• Exercise tasks
- 1) Please summarize the article on the Merrill Lynch arbitration award in two sentences.
- 2) Write a continuation of the article on the Merrill Lynch arbitration award, starting after its final sentence.

• Passage given
As a colleague once said: “if you put them to sleep, you have to wake them up”.
However, a New York state court confirmed an $880,000 arbitration award against Merrill Lynch, Pierce, Fenner & Smith Inc. despite allegations that one of the arbitrators repeatedly fell asleep during the hearings.
No Basis to Vacate the Award
Judge Joan B. Lobis of the Supreme Court of New York, New York County, held in Baker v. Merrill Lynch that there was no basis to vacate the award for arbitrator misconduct because Merrill Lynch had failed to provide by clear and convincing that the arbitrator had in fact been snoozing.
The award in question was entered by the Financial Industry Regulatory Authority (FINRA) on June 23, 2011. The three-person arbitration panel also assessed $34,800 in hearing fees to be paid by Merrill Lynch, a unit of Bank of America.
Claims Against Merrill Lynch
The claims in arbitration were filed by members of the Baker family in late 2009. The causes of action were violation of the Securities and Exchange Act of 1934, unsuitability, common law fraud, breach of fiduciary duty, breach of contract, failure to supervise, respondeat superior, negligence, gross negligence and negligent supervision, the opinion said.
The Bakers had invested their entire net worth of $6.5. million in the Merrill Lynch Phil Scott Team Income Portfolio, which rapidly declined during the economic crisis in late 2008 and early 2009, the opinion said.
Merrill Lynch advised the Bakers to keep their money where it was, but they decide to liquidate their positions on March 6, 2009, which turned out to be the market’s low point.

[Data records]
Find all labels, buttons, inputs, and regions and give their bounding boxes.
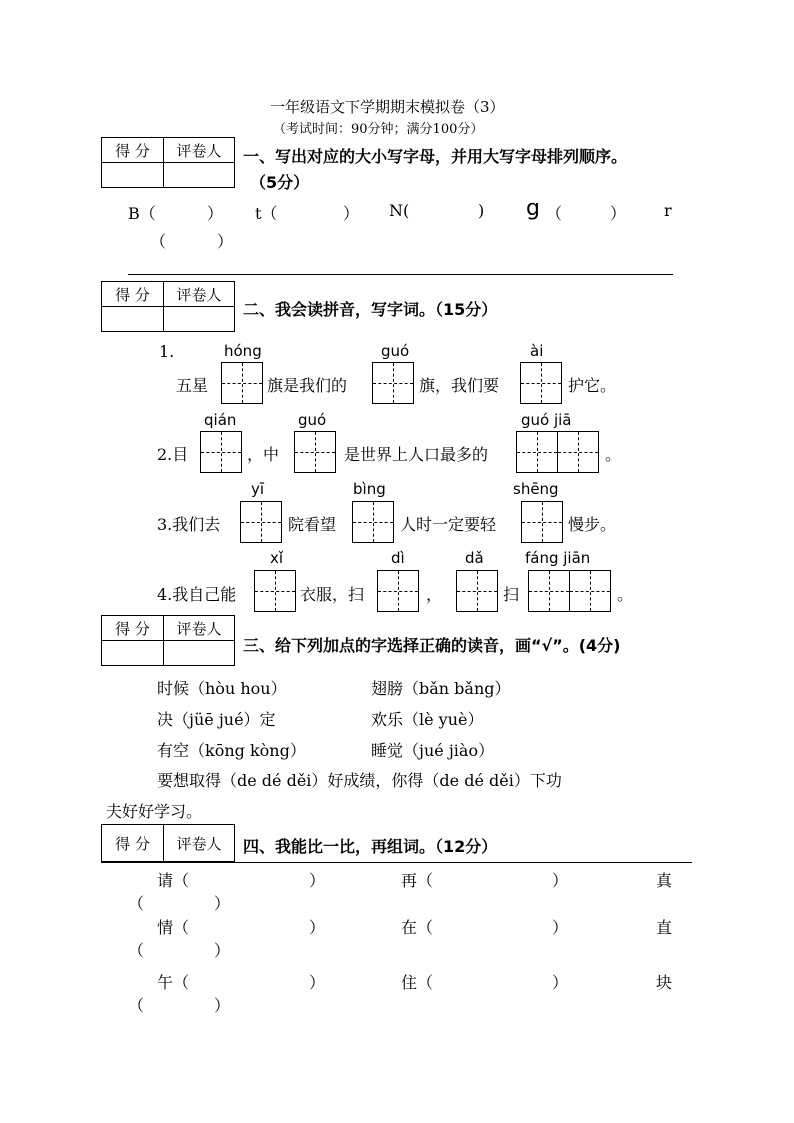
s4-item: （ xyxy=(128,996,145,1015)
pinyin-label: shēng xyxy=(513,480,559,498)
score-cell xyxy=(102,641,164,666)
tian-grid-box[interactable] xyxy=(456,570,498,612)
s4-item: ） xyxy=(309,973,326,992)
s4-item: （ xyxy=(128,941,145,960)
s1-item: （ xyxy=(150,232,167,251)
q3-text: 慢步。 xyxy=(568,515,617,534)
s1-item: N( xyxy=(389,201,410,220)
pinyin-label: guó xyxy=(298,411,327,429)
page-subtitle: （考试时间：90分钟；满分100分） xyxy=(273,122,484,137)
q2-text: 2.目 xyxy=(157,445,189,464)
q3-text: 人时一定要轻 xyxy=(400,515,497,534)
s4-item: 请（ xyxy=(157,871,190,890)
tian-grid-box[interactable] xyxy=(221,362,263,404)
score-label: 得 分 xyxy=(102,138,164,163)
s4-item: ） xyxy=(214,996,231,1015)
s4-item: ） xyxy=(552,871,569,890)
answer-line xyxy=(128,274,673,275)
s4-item: ） xyxy=(309,918,326,937)
q3-text: 院看望 xyxy=(288,515,337,534)
s4-item: 情（ xyxy=(157,918,190,937)
s4-item: （ xyxy=(128,894,145,913)
section1-heading: 一、写出对应的大小写字母，并用大写字母排列顺序。 xyxy=(243,147,628,166)
tian-grid-box[interactable] xyxy=(240,501,282,543)
q3-text: 3.我们去 xyxy=(157,515,221,534)
s1-item: （ xyxy=(546,204,563,223)
s1-item: ） xyxy=(217,232,234,251)
section2-heading: 二、我会读拼音，写字词。（15分） xyxy=(243,300,498,319)
q1-text: 五星 xyxy=(176,376,209,395)
section4-heading: 四、我能比一比，再组词。（12分） xyxy=(243,837,498,856)
grader-label: 评卷人 xyxy=(164,616,235,641)
pinyin-label: yī xyxy=(251,480,265,498)
s4-item: 块 xyxy=(656,973,673,992)
grader-cell xyxy=(164,163,235,188)
s4-item: ） xyxy=(214,894,231,913)
q1-text: 护它。 xyxy=(568,376,617,395)
score-label: 得 分 xyxy=(102,282,164,307)
q1-text: 旗，我们要 xyxy=(419,376,500,395)
s4-item: 直 xyxy=(656,918,673,937)
grader-label: 评卷人 xyxy=(164,138,235,163)
score-label: 得 分 xyxy=(102,616,164,641)
s1-item: B（ xyxy=(128,204,156,223)
s3-item: 翅膀（bǎn bǎng） xyxy=(371,679,511,698)
score-cell xyxy=(102,307,164,332)
tian-grid-box[interactable] xyxy=(372,362,414,404)
tian-grid-box[interactable] xyxy=(520,362,562,404)
q4-text: ， xyxy=(426,585,443,604)
s1-item: r xyxy=(664,201,672,220)
q2-text: 是世界上人口最多的 xyxy=(344,445,489,464)
section1-points: （5分） xyxy=(250,173,310,192)
s4-item: 午（ xyxy=(157,973,190,992)
grader-cell xyxy=(164,641,235,666)
s4-item: ） xyxy=(552,918,569,937)
s3-item: 有空（kōng kòng） xyxy=(157,741,306,760)
q2-text: 。 xyxy=(605,445,622,464)
s1-item: ） xyxy=(207,204,224,223)
pinyin-label: guó xyxy=(381,342,410,360)
s4-item: 在（ xyxy=(401,918,434,937)
tian-grid-box[interactable] xyxy=(528,570,570,612)
q4-text: 扫 xyxy=(503,585,520,604)
q1-text: 旗是我们的 xyxy=(267,376,348,395)
grader-cell xyxy=(164,307,235,332)
tian-grid-box[interactable] xyxy=(294,431,336,473)
tian-grid-box[interactable] xyxy=(200,431,242,473)
tian-grid-box[interactable] xyxy=(557,431,599,473)
score-box xyxy=(101,615,235,666)
pinyin-label: xǐ xyxy=(270,549,284,567)
s4-item: 再（ xyxy=(401,871,434,890)
s1-item: t（ xyxy=(255,204,278,223)
q4-text: 衣服，扫 xyxy=(300,585,365,604)
pinyin-label: fáng jiān xyxy=(525,549,591,567)
pinyin-label: guó jiā xyxy=(521,411,572,429)
q2-text: ，中 xyxy=(247,445,280,464)
pinyin-label: dì xyxy=(391,549,405,567)
s4-item: ） xyxy=(552,973,569,992)
pinyin-label: hóng xyxy=(224,342,262,360)
q4-text: 4.我自己能 xyxy=(157,585,237,604)
tian-grid-box[interactable] xyxy=(521,501,563,543)
page-title: 一年级语文下学期期末模拟卷（3） xyxy=(270,98,505,116)
score-cell xyxy=(102,163,164,188)
s4-item: ） xyxy=(214,941,231,960)
pinyin-label: qián xyxy=(204,411,237,429)
score-label: 得 分 xyxy=(102,825,164,862)
s3-item: 欢乐（lè yuè） xyxy=(371,710,484,729)
section3-heading: 三、给下列加点的字选择正确的读音，画“√”。(4分) xyxy=(243,636,621,655)
q4-text: 。 xyxy=(617,585,634,604)
s4-item: ） xyxy=(309,871,326,890)
s3-item: 夫好好学习。 xyxy=(106,802,203,821)
tian-grid-box[interactable] xyxy=(352,501,394,543)
grader-label: 评卷人 xyxy=(164,282,235,307)
tian-grid-box[interactable] xyxy=(516,431,558,473)
s3-item: 时候（hòu hou） xyxy=(157,679,287,698)
s4-item: 住（ xyxy=(401,973,434,992)
grader-label: 评卷人 xyxy=(164,825,235,862)
s3-item: 要想取得（de dé děi）好成绩，你得（de dé děi）下功 xyxy=(157,771,562,790)
s4-item: 真 xyxy=(656,871,673,890)
s1-item: ） xyxy=(343,204,360,223)
tian-grid-box[interactable] xyxy=(254,570,296,612)
s3-item: 决（jüē jué）定 xyxy=(157,710,276,729)
score-box xyxy=(101,824,235,862)
score-box xyxy=(101,137,235,188)
s1-item: ) xyxy=(478,201,485,220)
s3-item: 睡觉（jué jiào） xyxy=(371,741,495,760)
s1-item: g xyxy=(526,196,540,221)
q1-number: 1. xyxy=(159,342,175,361)
pinyin-label: bìng xyxy=(353,480,386,498)
tian-grid-box[interactable] xyxy=(377,570,419,612)
score-box xyxy=(101,281,235,332)
section-rule xyxy=(101,862,692,863)
pinyin-label: ài xyxy=(530,342,544,360)
pinyin-label: dǎ xyxy=(465,549,484,567)
tian-grid-box[interactable] xyxy=(569,570,611,612)
s1-item: ） xyxy=(610,204,627,223)
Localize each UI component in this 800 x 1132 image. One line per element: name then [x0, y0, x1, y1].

• Task results
- 1) Judge Joan B. Lobis of the Supreme Court of New York, New York County, confirmed an $880,000 FINRA arbitration award against Merrill Lynch, finding no basis to vacate it despite allegations that one of the arbitrators repeatedly fell asleep during the hearings. The claims were filed in late 2009 by members of the Baker family, who had invested their entire net worth in a Merrill Lynch portfolio that declined rapidly during the 2008–2009 economic crisis and who liquidated their positions on March 6, 2009, the market's low point.

- 2)
According to the Bakers, they were told that the Income Portfolio was a low risk, well-diversified investment. In reality, they said, the portfolio was concentrated in volatile equities heavily affected by the market downturn that began in October 2007, the opinion said.
Merrill Lynch mismanaged the money, the Bakers claimed, by recommending a high risk investment strategy that did not suit their risk tolerance or goals, the opinion said.
They also claimed that Merrrill Lynch failed to diversify their investment, and failed to meet their goals of preserving capital and safeguarding principal, among other things, the opinion said.
The Bakers sought $1.7 million in damages in the arbitration. Merrill Lynch countered that if the Bakers had left their money in the Income Portfolio as they had been advised to do, they would have eventually realized a profit of $1.25 million.
After FINRA entered the award, the Bakers moved to confirm and Merrill Lynch cross-moved to vacate, the opinion said. The Bakers also filed a cross motion for sanctions, alleging that Merrill Lynch’s cross-motion for vacatur was frivolous. Merrill Lynch in turn sought sanctions, arguing that the Bakers’ motion for sanctions was frivolous.
The court did not enter any sanctions, and confirmed the award in a brief opinion. The quick dispatch of the cross-motion to vacate is further evidence of the American judicial system’s strong preference to resolve disputes through arbitration, as reflected in the common law and in the Federal Arbitration Act.
In fact, the opinion cited the 2006 decision from the 2nd U.S. Circuit Court of Appeals in D.H. Blair & Co., Inc. v. Gottdiener, which said, “[o]nly a barely colorable justification for the outcome reached by the arbitrators is necessary to confirm the award.”
Merrill Lynch Obliged to Prove Misconduct Failed
Regarding the sleepy arbitrator, Merrill Lynch was obliged to prove his misconduct by clear and convincing evidence, the opinion said, citing the 2007 case In re Moran v. N.Y. City Transit Authority. It failed to meet the standard.
The opinion said that Merrill Lynch’s claim that the arbitrator “habitually” fell asleep was contradicted by the Bakers’ account of the arbitration proceedings.
In addition, the opinion said that the excerpts of the transcripts provided by Merrill Lynch did not show that the investment firm had ever objected to the arbitrator’s alleged sleeping during the hearings.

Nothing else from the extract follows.